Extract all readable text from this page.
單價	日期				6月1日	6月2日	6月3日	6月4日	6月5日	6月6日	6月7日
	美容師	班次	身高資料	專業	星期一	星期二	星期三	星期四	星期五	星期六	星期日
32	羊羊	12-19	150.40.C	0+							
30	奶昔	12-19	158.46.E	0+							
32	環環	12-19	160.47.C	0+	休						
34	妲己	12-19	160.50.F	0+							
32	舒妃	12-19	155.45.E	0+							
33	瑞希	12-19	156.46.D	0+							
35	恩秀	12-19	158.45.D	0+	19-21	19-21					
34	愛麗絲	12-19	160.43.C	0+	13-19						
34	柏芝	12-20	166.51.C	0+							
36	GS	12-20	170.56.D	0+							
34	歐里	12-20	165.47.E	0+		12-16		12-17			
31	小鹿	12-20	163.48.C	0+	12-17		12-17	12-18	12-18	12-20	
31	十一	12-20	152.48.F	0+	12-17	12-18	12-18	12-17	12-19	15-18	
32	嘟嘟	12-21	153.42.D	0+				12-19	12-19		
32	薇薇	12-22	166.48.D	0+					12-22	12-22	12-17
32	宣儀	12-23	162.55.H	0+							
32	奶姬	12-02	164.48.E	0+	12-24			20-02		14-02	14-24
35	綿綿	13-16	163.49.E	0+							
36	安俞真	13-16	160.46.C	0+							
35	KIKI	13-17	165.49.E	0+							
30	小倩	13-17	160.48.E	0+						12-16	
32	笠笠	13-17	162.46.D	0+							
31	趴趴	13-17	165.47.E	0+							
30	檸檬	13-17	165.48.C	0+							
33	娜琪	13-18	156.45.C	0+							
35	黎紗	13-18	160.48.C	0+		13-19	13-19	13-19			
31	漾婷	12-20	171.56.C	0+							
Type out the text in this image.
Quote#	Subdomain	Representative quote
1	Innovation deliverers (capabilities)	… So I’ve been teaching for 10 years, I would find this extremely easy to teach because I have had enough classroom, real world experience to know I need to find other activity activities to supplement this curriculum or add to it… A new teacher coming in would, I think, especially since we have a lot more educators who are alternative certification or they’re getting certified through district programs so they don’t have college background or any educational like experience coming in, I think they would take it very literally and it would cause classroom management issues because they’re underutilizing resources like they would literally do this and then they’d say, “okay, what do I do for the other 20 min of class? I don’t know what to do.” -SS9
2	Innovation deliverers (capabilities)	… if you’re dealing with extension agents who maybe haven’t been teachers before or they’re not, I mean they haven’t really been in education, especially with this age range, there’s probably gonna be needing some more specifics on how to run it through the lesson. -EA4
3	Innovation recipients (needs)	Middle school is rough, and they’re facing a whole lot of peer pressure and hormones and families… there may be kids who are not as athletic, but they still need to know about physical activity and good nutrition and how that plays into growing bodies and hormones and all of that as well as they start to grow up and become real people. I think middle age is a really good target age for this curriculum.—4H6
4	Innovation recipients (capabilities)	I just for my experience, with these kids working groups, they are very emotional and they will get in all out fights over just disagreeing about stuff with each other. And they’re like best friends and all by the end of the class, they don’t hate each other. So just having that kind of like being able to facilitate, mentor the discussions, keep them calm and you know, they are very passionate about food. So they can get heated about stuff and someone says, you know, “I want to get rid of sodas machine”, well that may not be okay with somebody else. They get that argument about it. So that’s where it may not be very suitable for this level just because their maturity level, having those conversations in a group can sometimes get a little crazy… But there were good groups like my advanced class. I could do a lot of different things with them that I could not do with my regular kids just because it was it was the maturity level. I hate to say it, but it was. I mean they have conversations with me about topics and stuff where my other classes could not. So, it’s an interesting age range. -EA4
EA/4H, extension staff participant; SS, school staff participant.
_ _ _
▸ **What you need to do**
Scan the lines above for "text", then copy every one that has it.

▸ **Full solution**
Extract all readable text from this page.
Type out the text in this image.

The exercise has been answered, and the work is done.